Exercise task — Only the lines from the one containing "Serialize everything readable" through the end of the data below should be copied, each exactly as written and with both ends kept.

(Collected data)
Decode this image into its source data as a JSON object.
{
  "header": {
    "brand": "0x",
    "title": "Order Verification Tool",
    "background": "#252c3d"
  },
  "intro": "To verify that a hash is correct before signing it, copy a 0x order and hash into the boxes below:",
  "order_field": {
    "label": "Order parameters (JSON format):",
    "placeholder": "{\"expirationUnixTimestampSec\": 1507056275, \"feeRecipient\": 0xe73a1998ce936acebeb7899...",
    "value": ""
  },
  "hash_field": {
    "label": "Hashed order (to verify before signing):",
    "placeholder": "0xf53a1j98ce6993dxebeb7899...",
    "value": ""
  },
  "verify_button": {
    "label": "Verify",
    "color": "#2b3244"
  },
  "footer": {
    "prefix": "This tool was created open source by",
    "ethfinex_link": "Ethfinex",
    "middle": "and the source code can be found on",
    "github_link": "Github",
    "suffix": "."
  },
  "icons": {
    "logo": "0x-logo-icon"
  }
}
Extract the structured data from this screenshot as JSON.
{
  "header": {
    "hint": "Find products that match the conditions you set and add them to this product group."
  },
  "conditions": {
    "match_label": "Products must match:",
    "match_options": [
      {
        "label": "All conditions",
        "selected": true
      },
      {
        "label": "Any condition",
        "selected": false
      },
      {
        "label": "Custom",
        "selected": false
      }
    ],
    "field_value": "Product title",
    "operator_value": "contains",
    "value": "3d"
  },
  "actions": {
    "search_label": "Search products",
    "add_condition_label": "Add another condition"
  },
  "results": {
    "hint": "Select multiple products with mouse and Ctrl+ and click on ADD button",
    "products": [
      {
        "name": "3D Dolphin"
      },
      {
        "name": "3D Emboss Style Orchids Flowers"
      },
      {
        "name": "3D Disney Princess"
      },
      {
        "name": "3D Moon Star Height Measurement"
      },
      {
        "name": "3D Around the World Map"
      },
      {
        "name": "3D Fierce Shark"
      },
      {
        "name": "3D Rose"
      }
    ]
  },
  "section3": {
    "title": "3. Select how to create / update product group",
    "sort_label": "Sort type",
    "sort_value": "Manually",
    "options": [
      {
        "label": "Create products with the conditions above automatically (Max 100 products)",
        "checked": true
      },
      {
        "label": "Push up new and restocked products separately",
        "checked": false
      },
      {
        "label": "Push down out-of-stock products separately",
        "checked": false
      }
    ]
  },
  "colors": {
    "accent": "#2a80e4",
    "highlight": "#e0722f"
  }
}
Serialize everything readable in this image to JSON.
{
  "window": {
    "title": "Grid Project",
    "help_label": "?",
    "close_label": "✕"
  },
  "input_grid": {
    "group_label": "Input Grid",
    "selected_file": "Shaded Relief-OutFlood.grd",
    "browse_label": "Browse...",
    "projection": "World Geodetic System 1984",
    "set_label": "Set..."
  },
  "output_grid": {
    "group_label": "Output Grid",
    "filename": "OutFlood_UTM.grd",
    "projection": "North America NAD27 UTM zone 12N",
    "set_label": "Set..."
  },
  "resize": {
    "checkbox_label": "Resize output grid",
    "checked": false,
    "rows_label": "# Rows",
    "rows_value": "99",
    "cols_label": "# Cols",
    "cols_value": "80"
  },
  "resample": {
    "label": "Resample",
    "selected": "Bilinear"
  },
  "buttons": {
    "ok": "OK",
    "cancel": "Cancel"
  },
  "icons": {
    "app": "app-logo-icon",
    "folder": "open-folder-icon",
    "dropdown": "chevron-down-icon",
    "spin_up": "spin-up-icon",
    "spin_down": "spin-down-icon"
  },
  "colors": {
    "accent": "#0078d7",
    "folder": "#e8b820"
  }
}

Worked solution —
Serialize everything readable in this image to JSON.
{
  "window": {
    "title": "Grid Project",
    "help_label": "?",
    "close_label": "✕"
  },
  "input_grid": {
    "group_label": "Input Grid",
    "selected_file": "Shaded Relief-OutFlood.grd",
    "browse_label": "Browse...",
    "projection": "World Geodetic System 1984",
    "set_label": "Set..."
  },
  "output_grid": {
    "group_label": "Output Grid",
    "filename": "OutFlood_UTM.grd",
    "projection": "North America NAD27 UTM zone 12N",
    "set_label": "Set..."
  },
  "resize": {
    "checkbox_label": "Resize output grid",
    "checked": false,
    "rows_label": "# Rows",
    "rows_value": "99",
    "cols_label": "# Cols",
    "cols_value": "80"
  },
  "resample": {
    "label": "Resample",
    "selected": "Bilinear"
  },
  "buttons": {
    "ok": "OK",
    "cancel": "Cancel"
  },
  "icons": {
    "app": "app-logo-icon",
    "folder": "open-folder-icon",
    "dropdown": "chevron-down-icon",
    "spin_up": "spin-up-icon",
    "spin_down": "spin-down-icon"
  },
  "colors": {
    "accent": "#0078d7",
    "folder": "#e8b820"
  }
}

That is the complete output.